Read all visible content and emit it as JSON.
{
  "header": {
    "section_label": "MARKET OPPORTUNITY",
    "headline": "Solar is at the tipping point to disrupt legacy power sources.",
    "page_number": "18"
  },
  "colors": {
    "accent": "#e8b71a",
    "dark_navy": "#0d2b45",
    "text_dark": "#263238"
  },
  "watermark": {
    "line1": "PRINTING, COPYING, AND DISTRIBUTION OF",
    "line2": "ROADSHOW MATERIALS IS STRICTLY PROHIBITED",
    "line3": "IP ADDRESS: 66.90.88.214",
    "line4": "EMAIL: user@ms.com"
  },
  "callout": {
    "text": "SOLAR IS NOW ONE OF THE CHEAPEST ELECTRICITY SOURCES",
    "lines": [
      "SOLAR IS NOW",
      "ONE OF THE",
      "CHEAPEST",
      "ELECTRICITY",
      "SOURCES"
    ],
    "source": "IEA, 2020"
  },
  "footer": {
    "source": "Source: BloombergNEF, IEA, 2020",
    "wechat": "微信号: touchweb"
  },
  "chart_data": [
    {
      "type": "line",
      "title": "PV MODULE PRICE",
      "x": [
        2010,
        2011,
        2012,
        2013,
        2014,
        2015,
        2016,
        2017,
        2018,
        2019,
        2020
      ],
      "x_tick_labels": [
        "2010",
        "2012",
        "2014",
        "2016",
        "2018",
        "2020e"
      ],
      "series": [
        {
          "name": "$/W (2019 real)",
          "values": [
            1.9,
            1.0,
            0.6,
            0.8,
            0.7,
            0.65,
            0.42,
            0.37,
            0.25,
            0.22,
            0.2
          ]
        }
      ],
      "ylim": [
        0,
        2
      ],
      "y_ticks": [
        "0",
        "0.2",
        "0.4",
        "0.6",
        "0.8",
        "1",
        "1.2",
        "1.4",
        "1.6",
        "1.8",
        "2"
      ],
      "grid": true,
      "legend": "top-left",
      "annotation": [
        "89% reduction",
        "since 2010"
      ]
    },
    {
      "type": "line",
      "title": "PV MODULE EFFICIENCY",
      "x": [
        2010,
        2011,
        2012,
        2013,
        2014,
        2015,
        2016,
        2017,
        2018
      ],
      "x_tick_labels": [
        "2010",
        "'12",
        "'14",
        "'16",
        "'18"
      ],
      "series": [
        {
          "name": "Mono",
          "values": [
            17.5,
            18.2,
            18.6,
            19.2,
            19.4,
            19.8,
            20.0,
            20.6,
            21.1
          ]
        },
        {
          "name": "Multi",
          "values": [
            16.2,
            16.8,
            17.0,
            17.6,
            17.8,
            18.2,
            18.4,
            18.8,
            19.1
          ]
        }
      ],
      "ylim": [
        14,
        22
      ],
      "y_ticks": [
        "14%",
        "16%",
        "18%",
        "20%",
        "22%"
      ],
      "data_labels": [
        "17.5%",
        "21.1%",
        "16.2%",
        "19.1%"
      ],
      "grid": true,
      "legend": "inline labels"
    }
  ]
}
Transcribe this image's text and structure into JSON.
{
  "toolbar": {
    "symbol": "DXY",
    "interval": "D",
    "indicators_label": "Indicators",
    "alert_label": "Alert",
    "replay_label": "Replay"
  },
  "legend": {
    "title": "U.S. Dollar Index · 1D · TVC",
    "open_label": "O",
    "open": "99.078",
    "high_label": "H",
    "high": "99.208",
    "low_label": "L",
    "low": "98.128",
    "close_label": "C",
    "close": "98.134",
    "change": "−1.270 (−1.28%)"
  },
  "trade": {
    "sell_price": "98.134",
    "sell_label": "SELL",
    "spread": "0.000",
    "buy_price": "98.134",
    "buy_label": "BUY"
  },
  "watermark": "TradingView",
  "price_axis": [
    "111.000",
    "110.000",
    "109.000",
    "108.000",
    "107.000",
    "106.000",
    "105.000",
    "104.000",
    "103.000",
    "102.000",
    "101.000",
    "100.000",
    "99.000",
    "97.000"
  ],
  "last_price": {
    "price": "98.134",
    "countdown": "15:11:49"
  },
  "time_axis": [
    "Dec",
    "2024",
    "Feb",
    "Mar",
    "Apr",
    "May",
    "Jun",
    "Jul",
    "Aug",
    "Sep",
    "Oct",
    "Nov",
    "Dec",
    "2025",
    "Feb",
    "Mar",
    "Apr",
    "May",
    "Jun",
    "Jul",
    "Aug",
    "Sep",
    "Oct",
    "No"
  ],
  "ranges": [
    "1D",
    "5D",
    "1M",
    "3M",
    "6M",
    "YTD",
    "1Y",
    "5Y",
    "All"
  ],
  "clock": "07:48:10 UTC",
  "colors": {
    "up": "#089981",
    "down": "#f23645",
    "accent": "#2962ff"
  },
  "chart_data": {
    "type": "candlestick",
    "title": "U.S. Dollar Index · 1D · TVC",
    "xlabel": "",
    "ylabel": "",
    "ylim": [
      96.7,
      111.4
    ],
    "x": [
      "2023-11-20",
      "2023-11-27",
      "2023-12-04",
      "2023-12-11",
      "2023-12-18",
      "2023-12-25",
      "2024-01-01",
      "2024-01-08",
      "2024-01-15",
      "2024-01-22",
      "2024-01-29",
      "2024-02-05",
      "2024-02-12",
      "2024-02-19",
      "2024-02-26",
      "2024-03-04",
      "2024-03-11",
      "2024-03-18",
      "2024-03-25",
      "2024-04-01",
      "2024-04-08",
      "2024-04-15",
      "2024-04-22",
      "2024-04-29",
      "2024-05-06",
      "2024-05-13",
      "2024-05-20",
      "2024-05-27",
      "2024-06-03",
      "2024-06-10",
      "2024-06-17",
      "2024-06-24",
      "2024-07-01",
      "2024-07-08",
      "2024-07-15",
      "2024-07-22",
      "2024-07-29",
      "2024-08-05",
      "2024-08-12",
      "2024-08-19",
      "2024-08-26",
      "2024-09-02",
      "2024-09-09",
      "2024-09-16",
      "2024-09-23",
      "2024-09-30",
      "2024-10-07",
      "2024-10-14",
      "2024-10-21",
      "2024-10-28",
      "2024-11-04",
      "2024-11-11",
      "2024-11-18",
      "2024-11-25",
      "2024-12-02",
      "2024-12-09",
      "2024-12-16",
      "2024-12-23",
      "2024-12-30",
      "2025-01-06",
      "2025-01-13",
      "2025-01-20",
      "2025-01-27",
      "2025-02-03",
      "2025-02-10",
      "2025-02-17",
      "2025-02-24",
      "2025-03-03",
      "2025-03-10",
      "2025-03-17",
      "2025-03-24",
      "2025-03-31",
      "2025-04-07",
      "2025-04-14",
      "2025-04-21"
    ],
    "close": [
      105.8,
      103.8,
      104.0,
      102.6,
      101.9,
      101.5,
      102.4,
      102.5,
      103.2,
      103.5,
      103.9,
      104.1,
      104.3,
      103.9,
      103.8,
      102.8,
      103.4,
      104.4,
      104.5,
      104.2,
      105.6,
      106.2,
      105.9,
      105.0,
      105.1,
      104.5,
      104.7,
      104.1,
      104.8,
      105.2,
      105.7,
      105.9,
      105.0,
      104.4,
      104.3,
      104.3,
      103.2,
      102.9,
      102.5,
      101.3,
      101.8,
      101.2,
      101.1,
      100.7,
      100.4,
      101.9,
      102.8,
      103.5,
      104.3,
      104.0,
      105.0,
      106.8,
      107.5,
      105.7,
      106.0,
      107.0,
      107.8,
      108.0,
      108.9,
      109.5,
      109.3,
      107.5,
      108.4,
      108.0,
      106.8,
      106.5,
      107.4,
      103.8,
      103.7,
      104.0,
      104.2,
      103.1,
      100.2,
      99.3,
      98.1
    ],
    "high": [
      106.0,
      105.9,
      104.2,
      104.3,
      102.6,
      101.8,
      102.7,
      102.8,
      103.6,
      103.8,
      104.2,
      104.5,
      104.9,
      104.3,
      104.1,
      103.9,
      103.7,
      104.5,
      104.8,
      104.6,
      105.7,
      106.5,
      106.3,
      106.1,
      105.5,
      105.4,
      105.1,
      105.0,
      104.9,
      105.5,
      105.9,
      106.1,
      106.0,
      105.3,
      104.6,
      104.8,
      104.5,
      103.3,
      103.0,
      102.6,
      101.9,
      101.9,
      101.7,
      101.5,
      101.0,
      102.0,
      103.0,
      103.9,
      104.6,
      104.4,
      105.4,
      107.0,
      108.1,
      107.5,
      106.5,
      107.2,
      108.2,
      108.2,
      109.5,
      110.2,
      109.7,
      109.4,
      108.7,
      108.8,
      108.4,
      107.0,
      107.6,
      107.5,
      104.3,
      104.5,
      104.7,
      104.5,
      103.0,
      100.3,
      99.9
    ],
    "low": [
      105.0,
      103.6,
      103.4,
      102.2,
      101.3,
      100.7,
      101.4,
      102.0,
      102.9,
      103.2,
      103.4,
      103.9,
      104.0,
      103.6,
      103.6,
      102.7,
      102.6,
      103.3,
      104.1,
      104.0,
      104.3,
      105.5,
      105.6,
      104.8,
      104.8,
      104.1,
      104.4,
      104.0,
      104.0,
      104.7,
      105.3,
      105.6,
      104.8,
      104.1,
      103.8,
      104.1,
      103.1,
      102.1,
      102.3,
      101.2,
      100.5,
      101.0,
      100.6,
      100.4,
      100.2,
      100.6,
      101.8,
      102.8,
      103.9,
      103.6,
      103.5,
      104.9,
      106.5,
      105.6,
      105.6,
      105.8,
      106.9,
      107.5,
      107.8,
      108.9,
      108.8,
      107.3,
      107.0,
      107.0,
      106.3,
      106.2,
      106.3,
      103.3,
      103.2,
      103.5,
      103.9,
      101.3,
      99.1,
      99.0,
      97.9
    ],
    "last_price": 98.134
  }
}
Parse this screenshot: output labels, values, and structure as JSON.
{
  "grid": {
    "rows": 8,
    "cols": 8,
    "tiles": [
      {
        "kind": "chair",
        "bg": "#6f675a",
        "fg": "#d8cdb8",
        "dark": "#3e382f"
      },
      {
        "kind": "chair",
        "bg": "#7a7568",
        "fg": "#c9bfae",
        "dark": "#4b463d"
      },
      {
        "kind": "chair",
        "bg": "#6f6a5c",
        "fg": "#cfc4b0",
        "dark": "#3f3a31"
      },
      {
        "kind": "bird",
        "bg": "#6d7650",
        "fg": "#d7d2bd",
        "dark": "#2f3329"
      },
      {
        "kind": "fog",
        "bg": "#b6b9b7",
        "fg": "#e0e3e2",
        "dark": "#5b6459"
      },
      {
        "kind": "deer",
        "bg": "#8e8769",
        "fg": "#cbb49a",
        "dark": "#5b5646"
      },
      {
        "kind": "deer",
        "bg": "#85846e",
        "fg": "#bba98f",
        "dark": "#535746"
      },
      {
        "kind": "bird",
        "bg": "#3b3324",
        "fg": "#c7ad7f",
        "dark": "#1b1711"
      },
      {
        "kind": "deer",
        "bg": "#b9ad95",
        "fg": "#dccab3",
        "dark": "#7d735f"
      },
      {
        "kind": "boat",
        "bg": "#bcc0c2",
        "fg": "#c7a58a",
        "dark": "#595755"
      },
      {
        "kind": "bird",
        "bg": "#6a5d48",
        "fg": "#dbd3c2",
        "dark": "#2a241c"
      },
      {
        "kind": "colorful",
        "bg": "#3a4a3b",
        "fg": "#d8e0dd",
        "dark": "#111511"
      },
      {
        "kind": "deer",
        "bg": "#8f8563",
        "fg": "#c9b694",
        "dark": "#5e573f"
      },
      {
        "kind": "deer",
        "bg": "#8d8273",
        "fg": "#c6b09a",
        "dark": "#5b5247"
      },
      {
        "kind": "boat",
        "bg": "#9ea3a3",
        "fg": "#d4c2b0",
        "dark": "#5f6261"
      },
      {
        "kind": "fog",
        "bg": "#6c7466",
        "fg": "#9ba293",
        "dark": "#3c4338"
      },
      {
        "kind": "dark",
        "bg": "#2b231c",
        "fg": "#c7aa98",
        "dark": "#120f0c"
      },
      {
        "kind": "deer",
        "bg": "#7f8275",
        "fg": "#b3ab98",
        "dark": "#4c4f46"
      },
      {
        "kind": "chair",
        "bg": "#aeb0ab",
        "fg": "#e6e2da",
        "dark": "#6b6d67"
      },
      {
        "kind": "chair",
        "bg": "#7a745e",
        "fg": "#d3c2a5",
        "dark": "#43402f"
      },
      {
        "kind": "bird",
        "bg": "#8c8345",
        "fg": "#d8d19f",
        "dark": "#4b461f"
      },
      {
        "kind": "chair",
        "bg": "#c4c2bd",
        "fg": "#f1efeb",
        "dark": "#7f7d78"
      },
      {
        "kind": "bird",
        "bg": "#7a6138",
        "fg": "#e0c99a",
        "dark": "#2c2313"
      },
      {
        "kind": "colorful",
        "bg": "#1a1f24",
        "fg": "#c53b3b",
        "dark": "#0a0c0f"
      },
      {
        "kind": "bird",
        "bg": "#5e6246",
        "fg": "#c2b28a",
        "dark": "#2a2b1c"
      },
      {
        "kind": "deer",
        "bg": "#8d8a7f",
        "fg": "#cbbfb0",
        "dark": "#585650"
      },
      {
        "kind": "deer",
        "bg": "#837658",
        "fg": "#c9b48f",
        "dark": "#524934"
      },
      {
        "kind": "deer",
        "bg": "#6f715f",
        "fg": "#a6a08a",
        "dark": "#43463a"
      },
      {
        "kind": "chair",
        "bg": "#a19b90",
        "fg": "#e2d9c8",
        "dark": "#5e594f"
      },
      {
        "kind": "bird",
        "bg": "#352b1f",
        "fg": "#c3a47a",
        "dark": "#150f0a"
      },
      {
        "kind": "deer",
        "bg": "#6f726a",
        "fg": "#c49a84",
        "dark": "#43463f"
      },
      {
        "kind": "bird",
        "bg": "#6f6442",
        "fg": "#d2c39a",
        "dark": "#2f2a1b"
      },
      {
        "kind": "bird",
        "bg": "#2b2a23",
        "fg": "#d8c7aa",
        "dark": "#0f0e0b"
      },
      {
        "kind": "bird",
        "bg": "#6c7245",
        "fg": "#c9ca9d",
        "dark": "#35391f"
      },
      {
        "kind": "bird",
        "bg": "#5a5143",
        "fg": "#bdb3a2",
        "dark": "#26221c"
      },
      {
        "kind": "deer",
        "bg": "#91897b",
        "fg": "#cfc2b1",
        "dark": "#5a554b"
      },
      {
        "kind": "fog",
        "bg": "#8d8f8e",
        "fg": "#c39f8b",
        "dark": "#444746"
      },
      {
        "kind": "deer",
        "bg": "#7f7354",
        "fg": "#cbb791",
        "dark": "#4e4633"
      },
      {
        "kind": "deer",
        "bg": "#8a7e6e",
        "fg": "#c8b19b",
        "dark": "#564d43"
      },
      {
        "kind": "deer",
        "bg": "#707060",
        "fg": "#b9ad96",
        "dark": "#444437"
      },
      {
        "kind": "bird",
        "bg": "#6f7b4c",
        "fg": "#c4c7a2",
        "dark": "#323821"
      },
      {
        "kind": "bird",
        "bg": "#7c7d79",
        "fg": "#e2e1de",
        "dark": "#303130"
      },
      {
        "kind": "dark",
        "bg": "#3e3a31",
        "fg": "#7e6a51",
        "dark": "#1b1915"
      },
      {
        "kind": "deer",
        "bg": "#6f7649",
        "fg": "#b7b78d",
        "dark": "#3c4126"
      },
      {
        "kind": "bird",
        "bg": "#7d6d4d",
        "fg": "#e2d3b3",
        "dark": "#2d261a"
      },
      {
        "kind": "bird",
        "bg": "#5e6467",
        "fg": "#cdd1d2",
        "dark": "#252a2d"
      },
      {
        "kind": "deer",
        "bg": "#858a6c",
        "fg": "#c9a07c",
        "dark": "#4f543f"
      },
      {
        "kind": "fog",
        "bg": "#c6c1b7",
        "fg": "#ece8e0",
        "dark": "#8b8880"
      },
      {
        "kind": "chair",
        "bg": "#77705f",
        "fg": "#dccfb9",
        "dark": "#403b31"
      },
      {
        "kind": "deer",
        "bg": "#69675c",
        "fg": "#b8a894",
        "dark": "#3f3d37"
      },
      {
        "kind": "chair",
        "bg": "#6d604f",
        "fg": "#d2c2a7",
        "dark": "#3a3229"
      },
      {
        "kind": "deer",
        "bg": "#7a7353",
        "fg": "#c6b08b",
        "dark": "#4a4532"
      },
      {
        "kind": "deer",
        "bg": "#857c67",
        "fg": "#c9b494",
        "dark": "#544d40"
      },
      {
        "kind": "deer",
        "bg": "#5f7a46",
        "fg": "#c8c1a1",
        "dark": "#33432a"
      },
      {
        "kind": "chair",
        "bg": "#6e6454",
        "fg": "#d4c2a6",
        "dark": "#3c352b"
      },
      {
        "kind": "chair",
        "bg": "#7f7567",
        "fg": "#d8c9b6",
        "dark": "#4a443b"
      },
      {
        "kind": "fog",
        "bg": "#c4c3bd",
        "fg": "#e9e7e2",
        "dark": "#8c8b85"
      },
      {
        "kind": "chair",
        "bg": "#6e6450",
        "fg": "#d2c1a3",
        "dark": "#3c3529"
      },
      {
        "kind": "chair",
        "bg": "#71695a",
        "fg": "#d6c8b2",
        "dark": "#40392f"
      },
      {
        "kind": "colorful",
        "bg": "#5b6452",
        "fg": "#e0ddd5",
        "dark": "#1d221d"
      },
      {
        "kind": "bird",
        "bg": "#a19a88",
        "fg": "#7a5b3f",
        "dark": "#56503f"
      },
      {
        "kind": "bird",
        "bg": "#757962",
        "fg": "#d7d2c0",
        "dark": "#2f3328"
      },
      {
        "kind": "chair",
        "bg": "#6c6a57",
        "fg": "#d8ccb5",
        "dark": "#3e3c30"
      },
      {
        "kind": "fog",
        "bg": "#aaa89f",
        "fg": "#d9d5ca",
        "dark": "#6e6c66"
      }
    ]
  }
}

WORK TO COMPLETE:
Lines of the material that contain the word "ELECTRICITY" are to be gathered.

WRITTEN REPLY:
    "text": "SOLAR IS NOW ONE OF THE CHEAPEST ELECTRICITY SOURCES",
      "ELECTRICITY",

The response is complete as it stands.